Stored entries:
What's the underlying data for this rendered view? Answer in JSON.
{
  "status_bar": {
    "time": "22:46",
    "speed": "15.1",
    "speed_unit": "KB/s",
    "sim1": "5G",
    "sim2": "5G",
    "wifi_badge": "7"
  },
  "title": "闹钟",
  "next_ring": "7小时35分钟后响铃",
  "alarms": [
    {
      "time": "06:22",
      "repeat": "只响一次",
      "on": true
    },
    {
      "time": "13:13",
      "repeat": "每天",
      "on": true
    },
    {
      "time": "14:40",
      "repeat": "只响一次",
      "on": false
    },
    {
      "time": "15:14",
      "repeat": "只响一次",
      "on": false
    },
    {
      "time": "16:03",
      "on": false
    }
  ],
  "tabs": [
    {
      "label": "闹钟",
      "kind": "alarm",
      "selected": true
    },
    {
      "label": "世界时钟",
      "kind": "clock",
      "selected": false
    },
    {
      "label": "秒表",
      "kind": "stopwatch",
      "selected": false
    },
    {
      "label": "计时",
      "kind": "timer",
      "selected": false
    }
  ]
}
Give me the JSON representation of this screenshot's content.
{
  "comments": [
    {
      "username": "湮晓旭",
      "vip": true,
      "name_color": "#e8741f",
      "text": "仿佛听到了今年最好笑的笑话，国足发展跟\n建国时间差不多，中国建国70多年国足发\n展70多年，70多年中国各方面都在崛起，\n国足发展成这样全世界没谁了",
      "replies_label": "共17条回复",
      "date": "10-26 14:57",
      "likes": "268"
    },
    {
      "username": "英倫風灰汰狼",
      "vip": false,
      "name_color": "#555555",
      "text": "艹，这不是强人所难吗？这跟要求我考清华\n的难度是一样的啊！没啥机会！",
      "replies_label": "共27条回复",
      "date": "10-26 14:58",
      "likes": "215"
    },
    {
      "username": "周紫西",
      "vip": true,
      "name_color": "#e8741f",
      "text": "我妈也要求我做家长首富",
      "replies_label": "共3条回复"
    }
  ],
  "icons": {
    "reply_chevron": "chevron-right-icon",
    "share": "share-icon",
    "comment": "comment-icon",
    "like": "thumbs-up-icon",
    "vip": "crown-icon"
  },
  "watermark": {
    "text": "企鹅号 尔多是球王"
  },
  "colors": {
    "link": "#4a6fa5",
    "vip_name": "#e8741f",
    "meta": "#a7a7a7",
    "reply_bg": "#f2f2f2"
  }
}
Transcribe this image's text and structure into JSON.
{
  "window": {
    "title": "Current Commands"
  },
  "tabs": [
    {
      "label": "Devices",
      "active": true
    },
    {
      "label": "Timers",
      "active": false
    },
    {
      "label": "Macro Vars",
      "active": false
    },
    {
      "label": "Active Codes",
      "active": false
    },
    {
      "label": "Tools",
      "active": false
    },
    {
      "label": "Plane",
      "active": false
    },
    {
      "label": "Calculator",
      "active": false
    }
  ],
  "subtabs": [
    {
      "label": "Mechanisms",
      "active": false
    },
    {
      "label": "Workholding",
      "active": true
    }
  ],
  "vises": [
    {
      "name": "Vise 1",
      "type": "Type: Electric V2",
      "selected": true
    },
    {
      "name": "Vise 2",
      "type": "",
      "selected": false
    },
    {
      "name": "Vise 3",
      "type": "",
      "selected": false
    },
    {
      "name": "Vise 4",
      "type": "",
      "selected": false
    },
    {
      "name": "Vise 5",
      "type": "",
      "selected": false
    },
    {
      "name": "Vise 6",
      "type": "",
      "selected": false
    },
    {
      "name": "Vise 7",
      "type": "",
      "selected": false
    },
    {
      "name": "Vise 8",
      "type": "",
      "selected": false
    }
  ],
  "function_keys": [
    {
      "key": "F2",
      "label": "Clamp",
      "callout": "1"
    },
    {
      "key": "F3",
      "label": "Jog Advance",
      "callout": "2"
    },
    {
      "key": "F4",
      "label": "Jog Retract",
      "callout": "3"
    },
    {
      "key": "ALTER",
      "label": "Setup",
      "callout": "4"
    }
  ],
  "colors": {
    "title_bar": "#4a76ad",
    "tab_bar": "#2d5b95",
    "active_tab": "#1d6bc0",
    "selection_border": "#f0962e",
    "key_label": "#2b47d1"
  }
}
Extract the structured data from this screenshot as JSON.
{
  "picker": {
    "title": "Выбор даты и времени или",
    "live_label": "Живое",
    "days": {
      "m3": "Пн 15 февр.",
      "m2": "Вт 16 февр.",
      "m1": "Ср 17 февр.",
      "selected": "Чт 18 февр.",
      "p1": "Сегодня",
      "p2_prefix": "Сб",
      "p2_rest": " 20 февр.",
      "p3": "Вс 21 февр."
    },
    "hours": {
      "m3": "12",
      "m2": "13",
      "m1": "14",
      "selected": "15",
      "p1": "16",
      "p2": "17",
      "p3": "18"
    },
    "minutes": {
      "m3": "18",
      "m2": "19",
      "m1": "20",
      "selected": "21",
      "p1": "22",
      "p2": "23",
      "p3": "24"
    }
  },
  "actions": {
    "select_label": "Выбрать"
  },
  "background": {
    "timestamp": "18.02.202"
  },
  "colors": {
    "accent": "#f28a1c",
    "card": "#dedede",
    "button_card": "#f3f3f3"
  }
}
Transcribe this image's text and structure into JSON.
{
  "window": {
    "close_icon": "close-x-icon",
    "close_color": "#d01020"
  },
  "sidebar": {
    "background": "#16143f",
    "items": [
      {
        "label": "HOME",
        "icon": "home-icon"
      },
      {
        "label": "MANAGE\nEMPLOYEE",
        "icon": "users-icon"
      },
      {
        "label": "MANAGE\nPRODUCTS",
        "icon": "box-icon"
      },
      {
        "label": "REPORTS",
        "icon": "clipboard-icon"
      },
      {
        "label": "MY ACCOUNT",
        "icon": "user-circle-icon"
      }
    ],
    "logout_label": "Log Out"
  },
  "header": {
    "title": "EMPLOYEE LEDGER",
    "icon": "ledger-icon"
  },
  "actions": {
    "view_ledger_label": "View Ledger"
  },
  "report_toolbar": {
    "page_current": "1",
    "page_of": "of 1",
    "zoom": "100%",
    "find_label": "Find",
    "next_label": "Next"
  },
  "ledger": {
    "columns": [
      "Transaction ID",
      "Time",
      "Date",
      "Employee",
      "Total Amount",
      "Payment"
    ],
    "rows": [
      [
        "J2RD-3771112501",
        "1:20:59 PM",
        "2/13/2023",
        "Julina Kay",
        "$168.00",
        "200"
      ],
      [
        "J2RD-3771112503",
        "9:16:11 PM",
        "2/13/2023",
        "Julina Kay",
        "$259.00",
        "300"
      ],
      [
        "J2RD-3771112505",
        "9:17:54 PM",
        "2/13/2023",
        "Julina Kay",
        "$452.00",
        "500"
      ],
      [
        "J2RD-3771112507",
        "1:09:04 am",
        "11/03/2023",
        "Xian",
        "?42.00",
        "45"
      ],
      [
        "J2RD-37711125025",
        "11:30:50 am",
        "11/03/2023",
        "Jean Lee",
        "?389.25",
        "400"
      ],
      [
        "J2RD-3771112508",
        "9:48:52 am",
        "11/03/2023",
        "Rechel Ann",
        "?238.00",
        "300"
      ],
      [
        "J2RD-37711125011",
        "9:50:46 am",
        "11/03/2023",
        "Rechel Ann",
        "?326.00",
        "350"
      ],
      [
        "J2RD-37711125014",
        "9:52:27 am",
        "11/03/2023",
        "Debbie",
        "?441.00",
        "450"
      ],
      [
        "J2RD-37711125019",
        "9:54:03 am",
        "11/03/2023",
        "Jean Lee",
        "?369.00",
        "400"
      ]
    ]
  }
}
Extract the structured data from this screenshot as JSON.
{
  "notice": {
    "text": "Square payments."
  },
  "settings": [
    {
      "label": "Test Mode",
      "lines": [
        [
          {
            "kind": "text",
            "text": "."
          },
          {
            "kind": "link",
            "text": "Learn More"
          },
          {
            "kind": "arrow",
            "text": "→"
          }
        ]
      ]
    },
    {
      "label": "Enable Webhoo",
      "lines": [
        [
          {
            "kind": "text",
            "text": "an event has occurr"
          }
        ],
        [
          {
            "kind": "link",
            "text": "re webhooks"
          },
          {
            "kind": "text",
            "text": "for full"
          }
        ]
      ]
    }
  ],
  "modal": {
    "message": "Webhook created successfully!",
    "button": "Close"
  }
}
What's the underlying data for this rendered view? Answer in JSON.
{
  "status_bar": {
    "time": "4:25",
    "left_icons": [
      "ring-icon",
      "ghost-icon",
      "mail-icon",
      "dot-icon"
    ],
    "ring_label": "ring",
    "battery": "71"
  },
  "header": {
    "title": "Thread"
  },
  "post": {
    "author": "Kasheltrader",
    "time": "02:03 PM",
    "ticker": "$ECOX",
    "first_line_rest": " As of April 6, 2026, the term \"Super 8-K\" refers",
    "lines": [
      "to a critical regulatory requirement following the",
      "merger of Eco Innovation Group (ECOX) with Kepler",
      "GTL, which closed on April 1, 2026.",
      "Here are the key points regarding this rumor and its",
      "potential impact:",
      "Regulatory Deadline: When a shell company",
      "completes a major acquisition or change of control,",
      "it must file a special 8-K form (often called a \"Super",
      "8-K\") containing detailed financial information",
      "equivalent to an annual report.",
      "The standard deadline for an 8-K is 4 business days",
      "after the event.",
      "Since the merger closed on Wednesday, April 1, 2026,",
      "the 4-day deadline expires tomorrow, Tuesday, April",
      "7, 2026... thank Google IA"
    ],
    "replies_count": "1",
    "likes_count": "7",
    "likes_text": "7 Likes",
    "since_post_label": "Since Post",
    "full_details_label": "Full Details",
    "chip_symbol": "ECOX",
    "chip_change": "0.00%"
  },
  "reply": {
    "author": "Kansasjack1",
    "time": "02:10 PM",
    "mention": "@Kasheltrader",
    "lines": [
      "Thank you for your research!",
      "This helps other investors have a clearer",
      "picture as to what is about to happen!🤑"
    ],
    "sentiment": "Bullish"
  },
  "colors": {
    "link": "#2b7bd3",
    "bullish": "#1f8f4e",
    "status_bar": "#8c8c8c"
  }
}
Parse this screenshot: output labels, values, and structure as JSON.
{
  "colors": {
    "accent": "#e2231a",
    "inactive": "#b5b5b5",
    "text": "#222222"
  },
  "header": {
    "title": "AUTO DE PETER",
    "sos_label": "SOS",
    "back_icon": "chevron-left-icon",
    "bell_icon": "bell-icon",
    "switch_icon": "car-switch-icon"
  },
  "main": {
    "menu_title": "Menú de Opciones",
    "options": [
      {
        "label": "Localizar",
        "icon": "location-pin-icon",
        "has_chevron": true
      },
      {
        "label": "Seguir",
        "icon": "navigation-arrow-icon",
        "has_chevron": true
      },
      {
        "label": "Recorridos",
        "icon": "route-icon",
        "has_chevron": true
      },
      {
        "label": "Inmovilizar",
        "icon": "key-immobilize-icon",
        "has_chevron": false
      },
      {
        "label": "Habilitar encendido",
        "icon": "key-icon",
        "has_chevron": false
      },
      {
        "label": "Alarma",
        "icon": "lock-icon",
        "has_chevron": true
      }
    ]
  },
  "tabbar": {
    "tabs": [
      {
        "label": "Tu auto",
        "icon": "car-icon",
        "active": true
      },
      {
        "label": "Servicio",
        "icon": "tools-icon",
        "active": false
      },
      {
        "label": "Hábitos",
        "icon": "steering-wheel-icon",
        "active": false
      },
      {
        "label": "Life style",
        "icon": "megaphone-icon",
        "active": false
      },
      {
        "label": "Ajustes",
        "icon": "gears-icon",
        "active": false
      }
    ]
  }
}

### To do
Collect each line holding the string "Super".

### Task solution
    "first_line_rest": " As of April 6, 2026, the term \"Super 8-K\" refers",
      "it must file a special 8-K form (often called a \"Super",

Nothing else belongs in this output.